BEGIN DATA PROVIDED

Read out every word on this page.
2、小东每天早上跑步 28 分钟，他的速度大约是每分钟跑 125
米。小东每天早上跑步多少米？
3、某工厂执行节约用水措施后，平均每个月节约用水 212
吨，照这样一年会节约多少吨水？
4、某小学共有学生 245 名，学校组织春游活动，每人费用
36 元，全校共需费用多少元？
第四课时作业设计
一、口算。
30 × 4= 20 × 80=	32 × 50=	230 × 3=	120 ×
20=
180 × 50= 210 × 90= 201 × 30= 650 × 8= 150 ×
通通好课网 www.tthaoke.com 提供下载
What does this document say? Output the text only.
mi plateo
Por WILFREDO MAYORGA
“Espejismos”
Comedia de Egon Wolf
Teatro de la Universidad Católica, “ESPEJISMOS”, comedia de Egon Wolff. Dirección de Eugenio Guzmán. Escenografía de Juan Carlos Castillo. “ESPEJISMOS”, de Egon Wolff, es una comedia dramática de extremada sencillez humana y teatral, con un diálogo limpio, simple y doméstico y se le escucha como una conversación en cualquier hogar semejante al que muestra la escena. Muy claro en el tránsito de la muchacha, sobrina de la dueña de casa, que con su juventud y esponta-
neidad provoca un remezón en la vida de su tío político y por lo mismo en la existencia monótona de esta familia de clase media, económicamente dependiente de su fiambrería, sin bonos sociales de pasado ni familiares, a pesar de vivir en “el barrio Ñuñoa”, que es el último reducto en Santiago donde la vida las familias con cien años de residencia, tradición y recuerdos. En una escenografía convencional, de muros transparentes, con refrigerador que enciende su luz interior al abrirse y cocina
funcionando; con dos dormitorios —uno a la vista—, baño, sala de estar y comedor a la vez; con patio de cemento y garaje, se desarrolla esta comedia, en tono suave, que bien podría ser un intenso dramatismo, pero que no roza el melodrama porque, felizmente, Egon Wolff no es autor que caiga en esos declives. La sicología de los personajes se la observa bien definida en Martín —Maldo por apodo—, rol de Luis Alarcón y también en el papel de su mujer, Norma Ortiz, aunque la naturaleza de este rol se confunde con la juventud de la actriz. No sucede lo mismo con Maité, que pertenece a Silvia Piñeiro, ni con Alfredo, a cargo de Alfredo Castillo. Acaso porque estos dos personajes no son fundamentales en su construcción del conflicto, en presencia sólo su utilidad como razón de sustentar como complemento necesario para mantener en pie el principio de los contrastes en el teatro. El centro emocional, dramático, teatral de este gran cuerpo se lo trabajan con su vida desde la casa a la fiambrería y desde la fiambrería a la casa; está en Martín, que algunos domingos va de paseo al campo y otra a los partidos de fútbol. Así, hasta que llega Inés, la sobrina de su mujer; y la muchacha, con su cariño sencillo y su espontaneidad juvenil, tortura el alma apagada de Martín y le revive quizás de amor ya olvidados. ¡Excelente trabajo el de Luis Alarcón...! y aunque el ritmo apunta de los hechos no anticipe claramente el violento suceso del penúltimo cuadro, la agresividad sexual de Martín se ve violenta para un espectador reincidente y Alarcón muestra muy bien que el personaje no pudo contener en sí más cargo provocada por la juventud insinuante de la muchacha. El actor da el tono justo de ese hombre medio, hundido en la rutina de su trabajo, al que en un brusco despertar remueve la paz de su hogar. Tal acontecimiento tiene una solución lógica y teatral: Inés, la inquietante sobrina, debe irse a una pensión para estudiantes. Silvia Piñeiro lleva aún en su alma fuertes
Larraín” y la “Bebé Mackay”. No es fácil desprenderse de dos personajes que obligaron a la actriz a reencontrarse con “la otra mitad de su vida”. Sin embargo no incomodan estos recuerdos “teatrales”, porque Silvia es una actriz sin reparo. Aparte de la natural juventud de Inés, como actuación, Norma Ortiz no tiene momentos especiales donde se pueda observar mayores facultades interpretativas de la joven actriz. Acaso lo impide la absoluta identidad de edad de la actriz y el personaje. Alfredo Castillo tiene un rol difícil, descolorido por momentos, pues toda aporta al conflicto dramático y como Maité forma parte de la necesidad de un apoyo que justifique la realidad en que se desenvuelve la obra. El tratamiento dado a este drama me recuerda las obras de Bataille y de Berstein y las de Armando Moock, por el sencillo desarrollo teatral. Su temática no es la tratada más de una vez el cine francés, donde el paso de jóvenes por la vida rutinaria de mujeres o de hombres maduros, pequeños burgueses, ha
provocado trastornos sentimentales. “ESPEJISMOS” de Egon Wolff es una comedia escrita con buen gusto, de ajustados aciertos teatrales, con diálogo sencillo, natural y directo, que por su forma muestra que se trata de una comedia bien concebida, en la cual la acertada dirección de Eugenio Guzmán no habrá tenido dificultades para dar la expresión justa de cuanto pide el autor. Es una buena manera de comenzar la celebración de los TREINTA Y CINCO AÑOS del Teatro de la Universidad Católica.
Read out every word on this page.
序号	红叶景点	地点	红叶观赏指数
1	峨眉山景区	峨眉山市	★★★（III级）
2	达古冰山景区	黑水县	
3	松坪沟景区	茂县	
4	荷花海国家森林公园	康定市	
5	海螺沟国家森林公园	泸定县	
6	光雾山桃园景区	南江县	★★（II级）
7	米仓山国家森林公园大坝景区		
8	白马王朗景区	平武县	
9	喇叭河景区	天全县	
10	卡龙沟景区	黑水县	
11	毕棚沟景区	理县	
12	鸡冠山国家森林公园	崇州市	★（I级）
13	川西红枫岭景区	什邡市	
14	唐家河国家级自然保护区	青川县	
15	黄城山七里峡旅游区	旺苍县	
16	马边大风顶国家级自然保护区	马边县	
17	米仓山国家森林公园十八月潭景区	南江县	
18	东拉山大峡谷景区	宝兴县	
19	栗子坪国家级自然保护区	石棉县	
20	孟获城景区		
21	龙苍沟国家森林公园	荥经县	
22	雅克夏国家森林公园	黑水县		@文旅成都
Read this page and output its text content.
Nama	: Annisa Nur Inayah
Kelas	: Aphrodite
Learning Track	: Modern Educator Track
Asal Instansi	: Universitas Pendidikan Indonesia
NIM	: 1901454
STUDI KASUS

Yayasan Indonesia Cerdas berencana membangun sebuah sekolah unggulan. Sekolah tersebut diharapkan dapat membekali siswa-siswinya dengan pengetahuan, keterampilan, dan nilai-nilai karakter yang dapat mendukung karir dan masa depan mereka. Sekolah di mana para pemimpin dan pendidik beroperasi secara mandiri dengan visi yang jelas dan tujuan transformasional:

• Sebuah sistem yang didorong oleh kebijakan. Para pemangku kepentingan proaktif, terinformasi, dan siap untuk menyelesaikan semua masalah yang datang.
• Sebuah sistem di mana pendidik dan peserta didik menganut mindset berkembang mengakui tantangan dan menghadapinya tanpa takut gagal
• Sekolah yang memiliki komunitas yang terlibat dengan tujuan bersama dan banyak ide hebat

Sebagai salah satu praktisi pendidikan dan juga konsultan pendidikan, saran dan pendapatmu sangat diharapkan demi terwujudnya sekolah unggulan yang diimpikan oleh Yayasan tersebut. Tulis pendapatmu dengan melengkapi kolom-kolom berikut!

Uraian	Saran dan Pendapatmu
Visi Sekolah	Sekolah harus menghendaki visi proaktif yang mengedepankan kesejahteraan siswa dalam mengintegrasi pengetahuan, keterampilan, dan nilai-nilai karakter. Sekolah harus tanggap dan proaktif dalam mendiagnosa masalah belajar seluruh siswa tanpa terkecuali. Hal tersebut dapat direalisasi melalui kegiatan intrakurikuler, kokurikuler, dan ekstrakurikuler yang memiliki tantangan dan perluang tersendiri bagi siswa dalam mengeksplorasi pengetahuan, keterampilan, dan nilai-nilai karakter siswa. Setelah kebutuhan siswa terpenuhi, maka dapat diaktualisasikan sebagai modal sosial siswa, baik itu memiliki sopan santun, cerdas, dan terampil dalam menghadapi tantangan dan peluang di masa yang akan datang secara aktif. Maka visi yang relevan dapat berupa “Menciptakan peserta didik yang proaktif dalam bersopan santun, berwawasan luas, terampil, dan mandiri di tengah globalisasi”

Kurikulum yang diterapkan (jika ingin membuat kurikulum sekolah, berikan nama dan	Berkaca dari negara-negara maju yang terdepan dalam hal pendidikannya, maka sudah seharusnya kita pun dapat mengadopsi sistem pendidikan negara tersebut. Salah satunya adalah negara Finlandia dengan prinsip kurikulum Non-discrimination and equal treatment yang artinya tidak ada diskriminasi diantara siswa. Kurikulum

END DATA PROVIDED

▶ _JOB_
Among the lines of the listing, how many hold the string "Católica"? Respond with only the number.

▶ _FULL OUTPUT_
2